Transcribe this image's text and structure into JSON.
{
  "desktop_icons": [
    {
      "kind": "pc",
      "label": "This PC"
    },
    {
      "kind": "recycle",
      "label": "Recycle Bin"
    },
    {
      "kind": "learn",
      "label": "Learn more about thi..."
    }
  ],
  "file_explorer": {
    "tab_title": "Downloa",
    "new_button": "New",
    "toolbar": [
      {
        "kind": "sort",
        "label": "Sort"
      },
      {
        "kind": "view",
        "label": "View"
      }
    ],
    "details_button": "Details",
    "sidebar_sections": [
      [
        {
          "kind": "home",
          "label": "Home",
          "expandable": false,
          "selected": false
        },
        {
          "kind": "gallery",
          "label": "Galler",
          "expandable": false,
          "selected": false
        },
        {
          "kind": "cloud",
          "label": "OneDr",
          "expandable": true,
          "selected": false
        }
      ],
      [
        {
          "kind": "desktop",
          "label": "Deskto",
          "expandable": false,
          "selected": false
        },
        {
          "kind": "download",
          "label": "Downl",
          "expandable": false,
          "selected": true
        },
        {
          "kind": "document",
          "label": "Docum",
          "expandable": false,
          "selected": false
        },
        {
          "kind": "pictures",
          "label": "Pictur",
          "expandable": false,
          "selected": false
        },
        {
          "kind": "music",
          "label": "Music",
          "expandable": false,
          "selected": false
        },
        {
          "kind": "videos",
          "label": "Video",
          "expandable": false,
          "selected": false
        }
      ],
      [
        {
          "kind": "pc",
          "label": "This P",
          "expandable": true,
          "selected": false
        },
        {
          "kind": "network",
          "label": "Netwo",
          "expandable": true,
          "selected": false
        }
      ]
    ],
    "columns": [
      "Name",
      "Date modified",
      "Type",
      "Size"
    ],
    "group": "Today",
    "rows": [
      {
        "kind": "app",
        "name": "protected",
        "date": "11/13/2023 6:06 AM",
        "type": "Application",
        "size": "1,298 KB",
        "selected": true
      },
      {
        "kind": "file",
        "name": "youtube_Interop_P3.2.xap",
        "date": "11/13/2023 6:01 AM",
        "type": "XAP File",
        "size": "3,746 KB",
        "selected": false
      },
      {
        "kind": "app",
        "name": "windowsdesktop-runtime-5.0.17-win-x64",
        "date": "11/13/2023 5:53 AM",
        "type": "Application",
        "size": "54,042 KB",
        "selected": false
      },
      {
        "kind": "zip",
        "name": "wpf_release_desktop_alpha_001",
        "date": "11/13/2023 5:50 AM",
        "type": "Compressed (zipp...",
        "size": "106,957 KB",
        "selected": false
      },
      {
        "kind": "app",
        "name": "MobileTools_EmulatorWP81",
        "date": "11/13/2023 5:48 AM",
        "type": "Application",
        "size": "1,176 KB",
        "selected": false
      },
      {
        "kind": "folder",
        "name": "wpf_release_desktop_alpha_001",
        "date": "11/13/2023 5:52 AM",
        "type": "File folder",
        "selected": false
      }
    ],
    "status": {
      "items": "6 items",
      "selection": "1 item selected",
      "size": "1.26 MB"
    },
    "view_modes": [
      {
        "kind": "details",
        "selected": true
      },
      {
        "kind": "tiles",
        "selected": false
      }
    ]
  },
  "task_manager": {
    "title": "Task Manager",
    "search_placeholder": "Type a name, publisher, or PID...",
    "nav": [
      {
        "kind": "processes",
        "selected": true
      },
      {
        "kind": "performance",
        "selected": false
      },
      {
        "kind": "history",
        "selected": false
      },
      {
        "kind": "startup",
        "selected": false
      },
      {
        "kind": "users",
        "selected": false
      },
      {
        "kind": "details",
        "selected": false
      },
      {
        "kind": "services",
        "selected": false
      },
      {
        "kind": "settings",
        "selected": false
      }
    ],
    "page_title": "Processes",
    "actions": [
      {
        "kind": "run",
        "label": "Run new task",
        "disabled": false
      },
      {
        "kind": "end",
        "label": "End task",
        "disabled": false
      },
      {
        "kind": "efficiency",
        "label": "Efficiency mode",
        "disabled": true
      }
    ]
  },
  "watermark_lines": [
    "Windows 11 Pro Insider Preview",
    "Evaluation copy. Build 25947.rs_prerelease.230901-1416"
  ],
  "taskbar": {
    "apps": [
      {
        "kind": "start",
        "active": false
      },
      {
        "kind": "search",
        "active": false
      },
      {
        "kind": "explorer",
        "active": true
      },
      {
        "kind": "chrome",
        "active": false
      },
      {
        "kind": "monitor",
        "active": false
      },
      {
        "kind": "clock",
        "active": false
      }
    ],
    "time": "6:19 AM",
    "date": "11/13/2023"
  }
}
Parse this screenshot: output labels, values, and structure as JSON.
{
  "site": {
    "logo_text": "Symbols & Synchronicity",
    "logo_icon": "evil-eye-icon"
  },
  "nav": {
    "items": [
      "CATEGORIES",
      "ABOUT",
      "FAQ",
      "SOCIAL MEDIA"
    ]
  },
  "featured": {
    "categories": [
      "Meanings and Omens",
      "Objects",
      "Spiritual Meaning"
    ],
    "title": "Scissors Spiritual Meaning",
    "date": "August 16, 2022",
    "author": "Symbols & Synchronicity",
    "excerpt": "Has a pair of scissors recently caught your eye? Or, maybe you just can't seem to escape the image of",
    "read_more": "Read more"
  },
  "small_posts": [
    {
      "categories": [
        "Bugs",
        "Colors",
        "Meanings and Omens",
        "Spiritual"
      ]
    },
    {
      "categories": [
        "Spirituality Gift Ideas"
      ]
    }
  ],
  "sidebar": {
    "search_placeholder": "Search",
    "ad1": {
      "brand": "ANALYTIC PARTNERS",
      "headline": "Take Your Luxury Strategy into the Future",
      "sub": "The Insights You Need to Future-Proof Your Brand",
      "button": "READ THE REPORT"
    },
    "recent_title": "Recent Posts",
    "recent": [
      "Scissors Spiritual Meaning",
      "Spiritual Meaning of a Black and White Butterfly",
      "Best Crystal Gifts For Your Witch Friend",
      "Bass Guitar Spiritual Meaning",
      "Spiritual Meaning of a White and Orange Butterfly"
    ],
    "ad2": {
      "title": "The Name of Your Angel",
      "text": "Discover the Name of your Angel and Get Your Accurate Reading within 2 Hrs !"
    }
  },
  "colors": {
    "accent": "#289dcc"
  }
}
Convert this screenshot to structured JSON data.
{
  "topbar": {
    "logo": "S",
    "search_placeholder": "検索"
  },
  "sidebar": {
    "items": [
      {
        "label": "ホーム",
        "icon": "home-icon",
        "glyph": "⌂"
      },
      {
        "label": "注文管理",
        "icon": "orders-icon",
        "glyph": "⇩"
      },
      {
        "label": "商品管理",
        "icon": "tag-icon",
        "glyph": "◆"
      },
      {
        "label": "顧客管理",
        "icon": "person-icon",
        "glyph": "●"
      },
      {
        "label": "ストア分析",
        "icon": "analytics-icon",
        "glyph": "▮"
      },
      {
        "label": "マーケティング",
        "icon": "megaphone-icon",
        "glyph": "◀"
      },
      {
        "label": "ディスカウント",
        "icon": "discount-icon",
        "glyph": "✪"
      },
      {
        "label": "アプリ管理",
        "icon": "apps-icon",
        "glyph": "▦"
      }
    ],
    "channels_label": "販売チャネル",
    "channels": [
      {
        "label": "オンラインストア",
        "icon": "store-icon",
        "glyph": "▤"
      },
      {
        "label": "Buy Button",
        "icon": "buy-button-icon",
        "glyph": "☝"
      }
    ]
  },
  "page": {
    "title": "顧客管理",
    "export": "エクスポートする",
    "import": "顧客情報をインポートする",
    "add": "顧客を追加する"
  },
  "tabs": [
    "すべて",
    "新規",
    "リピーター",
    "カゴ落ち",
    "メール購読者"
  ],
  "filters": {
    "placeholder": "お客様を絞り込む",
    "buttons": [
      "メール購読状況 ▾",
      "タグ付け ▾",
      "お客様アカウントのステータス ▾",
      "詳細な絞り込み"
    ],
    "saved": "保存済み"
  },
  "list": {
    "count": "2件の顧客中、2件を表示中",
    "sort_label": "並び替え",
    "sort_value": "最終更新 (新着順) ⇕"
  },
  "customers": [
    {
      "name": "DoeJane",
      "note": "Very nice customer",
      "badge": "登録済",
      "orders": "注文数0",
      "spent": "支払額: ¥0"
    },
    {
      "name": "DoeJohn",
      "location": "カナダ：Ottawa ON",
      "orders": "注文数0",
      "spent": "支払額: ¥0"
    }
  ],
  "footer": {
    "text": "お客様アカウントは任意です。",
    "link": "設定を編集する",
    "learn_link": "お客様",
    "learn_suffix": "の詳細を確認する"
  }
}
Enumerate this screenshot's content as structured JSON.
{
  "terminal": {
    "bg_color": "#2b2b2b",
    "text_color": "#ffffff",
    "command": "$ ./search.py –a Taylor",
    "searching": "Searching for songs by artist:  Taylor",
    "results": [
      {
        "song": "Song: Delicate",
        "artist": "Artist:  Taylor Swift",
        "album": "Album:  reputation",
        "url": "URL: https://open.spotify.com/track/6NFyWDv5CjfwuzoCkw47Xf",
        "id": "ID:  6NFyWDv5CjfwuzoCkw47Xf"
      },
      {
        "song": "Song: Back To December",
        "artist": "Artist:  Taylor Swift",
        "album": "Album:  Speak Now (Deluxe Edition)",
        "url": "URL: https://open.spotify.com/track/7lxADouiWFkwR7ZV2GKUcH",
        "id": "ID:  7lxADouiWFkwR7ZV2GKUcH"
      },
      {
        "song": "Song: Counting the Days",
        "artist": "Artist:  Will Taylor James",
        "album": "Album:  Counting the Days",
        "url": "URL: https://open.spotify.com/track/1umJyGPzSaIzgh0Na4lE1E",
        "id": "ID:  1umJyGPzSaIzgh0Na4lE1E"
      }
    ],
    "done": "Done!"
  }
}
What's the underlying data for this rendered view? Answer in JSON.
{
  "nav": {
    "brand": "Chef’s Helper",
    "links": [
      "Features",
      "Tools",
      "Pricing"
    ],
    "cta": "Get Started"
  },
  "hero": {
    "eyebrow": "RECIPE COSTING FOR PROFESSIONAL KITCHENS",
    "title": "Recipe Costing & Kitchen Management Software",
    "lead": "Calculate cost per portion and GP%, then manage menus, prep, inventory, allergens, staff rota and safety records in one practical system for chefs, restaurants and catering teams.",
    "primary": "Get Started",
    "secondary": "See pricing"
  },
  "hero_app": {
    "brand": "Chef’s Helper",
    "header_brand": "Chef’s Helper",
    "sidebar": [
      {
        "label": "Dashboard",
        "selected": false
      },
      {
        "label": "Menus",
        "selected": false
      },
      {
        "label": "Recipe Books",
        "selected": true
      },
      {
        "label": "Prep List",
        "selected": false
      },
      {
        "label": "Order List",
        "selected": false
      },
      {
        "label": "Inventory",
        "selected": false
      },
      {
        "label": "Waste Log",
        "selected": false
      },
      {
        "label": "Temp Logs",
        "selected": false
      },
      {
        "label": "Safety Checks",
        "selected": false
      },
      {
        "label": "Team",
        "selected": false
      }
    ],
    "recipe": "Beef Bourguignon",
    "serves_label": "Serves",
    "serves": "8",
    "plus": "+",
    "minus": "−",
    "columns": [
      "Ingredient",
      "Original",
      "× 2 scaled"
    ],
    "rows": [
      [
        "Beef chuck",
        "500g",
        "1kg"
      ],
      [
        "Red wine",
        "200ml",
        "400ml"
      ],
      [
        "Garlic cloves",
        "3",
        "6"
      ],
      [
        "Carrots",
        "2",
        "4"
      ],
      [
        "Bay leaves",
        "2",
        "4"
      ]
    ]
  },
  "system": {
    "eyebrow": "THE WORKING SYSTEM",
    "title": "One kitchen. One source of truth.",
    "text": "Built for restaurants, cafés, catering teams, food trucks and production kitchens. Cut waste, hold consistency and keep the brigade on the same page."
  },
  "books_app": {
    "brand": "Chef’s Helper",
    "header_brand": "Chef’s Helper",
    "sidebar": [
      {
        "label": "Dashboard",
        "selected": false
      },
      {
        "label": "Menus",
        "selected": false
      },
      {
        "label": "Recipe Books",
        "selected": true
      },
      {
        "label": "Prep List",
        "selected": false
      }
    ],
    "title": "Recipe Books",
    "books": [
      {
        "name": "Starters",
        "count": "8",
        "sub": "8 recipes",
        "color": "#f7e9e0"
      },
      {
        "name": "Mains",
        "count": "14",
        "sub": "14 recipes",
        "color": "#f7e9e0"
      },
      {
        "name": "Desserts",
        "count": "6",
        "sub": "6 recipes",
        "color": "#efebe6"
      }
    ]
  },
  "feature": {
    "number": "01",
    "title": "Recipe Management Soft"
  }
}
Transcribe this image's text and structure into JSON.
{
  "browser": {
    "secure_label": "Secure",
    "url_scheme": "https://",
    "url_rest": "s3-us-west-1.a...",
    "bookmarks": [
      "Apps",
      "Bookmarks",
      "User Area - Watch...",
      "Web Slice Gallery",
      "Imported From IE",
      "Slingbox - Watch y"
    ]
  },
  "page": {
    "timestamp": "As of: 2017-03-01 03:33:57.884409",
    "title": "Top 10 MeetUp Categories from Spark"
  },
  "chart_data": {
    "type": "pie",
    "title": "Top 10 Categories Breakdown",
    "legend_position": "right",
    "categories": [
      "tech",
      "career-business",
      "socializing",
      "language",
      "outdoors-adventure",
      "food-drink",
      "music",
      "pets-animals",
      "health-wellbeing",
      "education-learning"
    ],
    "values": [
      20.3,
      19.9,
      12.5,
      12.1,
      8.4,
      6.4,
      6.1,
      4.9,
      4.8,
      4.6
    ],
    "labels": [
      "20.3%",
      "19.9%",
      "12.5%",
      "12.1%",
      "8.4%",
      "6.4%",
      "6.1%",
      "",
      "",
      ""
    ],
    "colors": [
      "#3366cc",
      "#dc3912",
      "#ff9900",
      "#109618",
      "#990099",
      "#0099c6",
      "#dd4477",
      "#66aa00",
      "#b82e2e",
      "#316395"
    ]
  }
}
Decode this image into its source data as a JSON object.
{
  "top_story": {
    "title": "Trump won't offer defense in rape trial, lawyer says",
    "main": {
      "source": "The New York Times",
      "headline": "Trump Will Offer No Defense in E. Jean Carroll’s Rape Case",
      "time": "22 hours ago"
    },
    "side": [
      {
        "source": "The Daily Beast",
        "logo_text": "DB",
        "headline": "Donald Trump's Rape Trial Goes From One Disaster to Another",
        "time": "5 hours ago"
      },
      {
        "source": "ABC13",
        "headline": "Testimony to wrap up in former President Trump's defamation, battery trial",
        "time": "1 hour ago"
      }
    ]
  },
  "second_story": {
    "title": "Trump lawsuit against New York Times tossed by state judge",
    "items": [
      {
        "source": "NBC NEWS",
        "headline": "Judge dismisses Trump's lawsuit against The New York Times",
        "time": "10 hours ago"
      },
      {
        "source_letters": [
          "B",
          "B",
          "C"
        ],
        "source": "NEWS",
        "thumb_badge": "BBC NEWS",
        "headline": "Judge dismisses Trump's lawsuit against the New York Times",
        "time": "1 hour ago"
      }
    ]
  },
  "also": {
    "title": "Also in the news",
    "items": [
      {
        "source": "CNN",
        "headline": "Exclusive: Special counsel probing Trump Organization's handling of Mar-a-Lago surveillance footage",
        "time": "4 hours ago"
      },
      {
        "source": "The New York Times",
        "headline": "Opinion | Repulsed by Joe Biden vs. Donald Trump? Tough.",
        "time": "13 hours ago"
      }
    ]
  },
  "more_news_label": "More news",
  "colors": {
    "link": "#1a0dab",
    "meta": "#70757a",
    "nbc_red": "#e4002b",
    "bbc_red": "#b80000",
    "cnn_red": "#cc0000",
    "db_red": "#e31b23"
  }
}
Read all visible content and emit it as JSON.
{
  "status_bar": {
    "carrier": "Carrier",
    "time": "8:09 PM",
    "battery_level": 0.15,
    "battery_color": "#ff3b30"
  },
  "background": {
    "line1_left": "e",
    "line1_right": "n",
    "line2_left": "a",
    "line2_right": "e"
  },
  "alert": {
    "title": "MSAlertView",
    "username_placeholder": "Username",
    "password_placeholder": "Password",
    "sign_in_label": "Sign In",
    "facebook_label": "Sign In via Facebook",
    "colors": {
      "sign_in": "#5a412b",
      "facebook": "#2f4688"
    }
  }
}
______
- **Work to be completed**:
How many lines in the records above contain the word "hours"? Reply with the number and nothing more.

- **Complete output**:
5